-- start ROWS --
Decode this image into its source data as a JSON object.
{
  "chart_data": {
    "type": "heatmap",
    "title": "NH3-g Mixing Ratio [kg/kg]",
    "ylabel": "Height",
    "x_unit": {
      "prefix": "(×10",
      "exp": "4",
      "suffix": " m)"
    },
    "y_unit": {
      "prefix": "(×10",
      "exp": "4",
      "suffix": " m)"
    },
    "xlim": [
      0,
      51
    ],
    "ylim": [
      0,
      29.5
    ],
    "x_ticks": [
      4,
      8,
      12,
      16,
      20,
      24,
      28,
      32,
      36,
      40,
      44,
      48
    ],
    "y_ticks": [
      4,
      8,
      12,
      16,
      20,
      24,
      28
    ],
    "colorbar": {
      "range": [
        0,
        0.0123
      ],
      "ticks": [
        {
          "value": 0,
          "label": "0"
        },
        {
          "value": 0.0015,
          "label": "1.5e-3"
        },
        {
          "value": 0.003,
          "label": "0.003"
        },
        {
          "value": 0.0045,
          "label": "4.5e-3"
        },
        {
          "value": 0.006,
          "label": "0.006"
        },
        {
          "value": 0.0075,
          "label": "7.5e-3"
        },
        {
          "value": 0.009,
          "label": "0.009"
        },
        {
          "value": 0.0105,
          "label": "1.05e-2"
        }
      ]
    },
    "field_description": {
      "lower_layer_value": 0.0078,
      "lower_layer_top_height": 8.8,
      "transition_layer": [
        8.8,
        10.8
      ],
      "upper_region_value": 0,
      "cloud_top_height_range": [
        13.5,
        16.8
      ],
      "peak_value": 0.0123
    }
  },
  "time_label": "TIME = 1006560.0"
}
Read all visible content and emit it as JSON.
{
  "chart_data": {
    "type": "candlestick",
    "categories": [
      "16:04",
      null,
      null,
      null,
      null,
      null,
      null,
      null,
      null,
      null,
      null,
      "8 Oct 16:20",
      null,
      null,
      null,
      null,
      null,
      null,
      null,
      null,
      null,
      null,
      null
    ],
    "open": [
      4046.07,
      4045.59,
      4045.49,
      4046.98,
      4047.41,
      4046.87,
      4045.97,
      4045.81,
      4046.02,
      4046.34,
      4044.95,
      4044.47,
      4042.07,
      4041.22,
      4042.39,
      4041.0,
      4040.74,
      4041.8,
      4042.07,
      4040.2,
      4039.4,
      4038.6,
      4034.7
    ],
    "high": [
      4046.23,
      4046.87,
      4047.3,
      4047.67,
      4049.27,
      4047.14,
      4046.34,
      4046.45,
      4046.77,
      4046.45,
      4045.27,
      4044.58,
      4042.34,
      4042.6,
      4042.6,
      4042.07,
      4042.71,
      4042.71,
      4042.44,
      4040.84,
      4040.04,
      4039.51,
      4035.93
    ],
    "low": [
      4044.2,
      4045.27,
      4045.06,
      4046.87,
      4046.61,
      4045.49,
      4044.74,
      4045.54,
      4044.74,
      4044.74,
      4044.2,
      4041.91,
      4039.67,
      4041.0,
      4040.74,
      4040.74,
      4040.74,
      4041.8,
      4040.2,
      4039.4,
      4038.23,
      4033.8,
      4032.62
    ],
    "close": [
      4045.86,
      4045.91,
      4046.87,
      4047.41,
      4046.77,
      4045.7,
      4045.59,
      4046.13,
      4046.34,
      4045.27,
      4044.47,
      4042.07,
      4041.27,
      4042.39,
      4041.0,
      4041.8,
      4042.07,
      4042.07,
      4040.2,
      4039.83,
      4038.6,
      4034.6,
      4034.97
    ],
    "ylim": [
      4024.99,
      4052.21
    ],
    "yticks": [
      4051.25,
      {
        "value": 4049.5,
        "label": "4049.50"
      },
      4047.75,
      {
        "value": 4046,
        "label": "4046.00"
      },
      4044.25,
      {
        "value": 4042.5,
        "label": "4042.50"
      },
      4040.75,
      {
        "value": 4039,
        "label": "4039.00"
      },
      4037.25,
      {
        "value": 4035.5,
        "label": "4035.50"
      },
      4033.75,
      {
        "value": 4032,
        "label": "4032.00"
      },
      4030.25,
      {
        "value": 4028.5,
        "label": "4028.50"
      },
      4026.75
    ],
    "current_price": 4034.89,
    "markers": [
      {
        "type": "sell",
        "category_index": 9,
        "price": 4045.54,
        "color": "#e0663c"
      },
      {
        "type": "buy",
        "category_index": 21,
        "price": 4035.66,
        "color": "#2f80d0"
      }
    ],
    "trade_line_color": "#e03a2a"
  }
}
-- end ROWS --
### EXERCISE
The records above should be duplicated in full, exactly as given.

### SOLUTION FOR THIS EXERCISE
Decode this image into its source data as a JSON object.
{
  "chart_data": {
    "type": "heatmap",
    "title": "NH3-g Mixing Ratio [kg/kg]",
    "ylabel": "Height",
    "x_unit": {
      "prefix": "(×10",
      "exp": "4",
      "suffix": " m)"
    },
    "y_unit": {
      "prefix": "(×10",
      "exp": "4",
      "suffix": " m)"
    },
    "xlim": [
      0,
      51
    ],
    "ylim": [
      0,
      29.5
    ],
    "x_ticks": [
      4,
      8,
      12,
      16,
      20,
      24,
      28,
      32,
      36,
      40,
      44,
      48
    ],
    "y_ticks": [
      4,
      8,
      12,
      16,
      20,
      24,
      28
    ],
    "colorbar": {
      "range": [
        0,
        0.0123
      ],
      "ticks": [
        {
          "value": 0,
          "label": "0"
        },
        {
          "value": 0.0015,
          "label": "1.5e-3"
        },
        {
          "value": 0.003,
          "label": "0.003"
        },
        {
          "value": 0.0045,
          "label": "4.5e-3"
        },
        {
          "value": 0.006,
          "label": "0.006"
        },
        {
          "value": 0.0075,
          "label": "7.5e-3"
        },
        {
          "value": 0.009,
          "label": "0.009"
        },
        {
          "value": 0.0105,
          "label": "1.05e-2"
        }
      ]
    },
    "field_description": {
      "lower_layer_value": 0.0078,
      "lower_layer_top_height": 8.8,
      "transition_layer": [
        8.8,
        10.8
      ],
      "upper_region_value": 0,
      "cloud_top_height_range": [
        13.5,
        16.8
      ],
      "peak_value": 0.0123
    }
  },
  "time_label": "TIME = 1006560.0"
}
Read all visible content and emit it as JSON.
{
  "chart_data": {
    "type": "candlestick",
    "categories": [
      "16:04",
      null,
      null,
      null,
      null,
      null,
      null,
      null,
      null,
      null,
      null,
      "8 Oct 16:20",
      null,
      null,
      null,
      null,
      null,
      null,
      null,
      null,
      null,
      null,
      null
    ],
    "open": [
      4046.07,
      4045.59,
      4045.49,
      4046.98,
      4047.41,
      4046.87,
      4045.97,
      4045.81,
      4046.02,
      4046.34,
      4044.95,
      4044.47,
      4042.07,
      4041.22,
      4042.39,
      4041.0,
      4040.74,
      4041.8,
      4042.07,
      4040.2,
      4039.4,
      4038.6,
      4034.7
    ],
    "high": [
      4046.23,
      4046.87,
      4047.3,
      4047.67,
      4049.27,
      4047.14,
      4046.34,
      4046.45,
      4046.77,
      4046.45,
      4045.27,
      4044.58,
      4042.34,
      4042.6,
      4042.6,
      4042.07,
      4042.71,
      4042.71,
      4042.44,
      4040.84,
      4040.04,
      4039.51,
      4035.93
    ],
    "low": [
      4044.2,
      4045.27,
      4045.06,
      4046.87,
      4046.61,
      4045.49,
      4044.74,
      4045.54,
      4044.74,
      4044.74,
      4044.2,
      4041.91,
      4039.67,
      4041.0,
      4040.74,
      4040.74,
      4040.74,
      4041.8,
      4040.2,
      4039.4,
      4038.23,
      4033.8,
      4032.62
    ],
    "close": [
      4045.86,
      4045.91,
      4046.87,
      4047.41,
      4046.77,
      4045.7,
      4045.59,
      4046.13,
      4046.34,
      4045.27,
      4044.47,
      4042.07,
      4041.27,
      4042.39,
      4041.0,
      4041.8,
      4042.07,
      4042.07,
      4040.2,
      4039.83,
      4038.6,
      4034.6,
      4034.97
    ],
    "ylim": [
      4024.99,
      4052.21
    ],
    "yticks": [
      4051.25,
      {
        "value": 4049.5,
        "label": "4049.50"
      },
      4047.75,
      {
        "value": 4046,
        "label": "4046.00"
      },
      4044.25,
      {
        "value": 4042.5,
        "label": "4042.50"
      },
      4040.75,
      {
        "value": 4039,
        "label": "4039.00"
      },
      4037.25,
      {
        "value": 4035.5,
        "label": "4035.50"
      },
      4033.75,
      {
        "value": 4032,
        "label": "4032.00"
      },
      4030.25,
      {
        "value": 4028.5,
        "label": "4028.50"
      },
      4026.75
    ],
    "current_price": 4034.89,
    "markers": [
      {
        "type": "sell",
        "category_index": 9,
        "price": 4045.54,
        "color": "#e0663c"
      },
      {
        "type": "buy",
        "category_index": 21,
        "price": 4035.66,
        "color": "#2f80d0"
      }
    ],
    "trade_line_color": "#e03a2a"
  }
}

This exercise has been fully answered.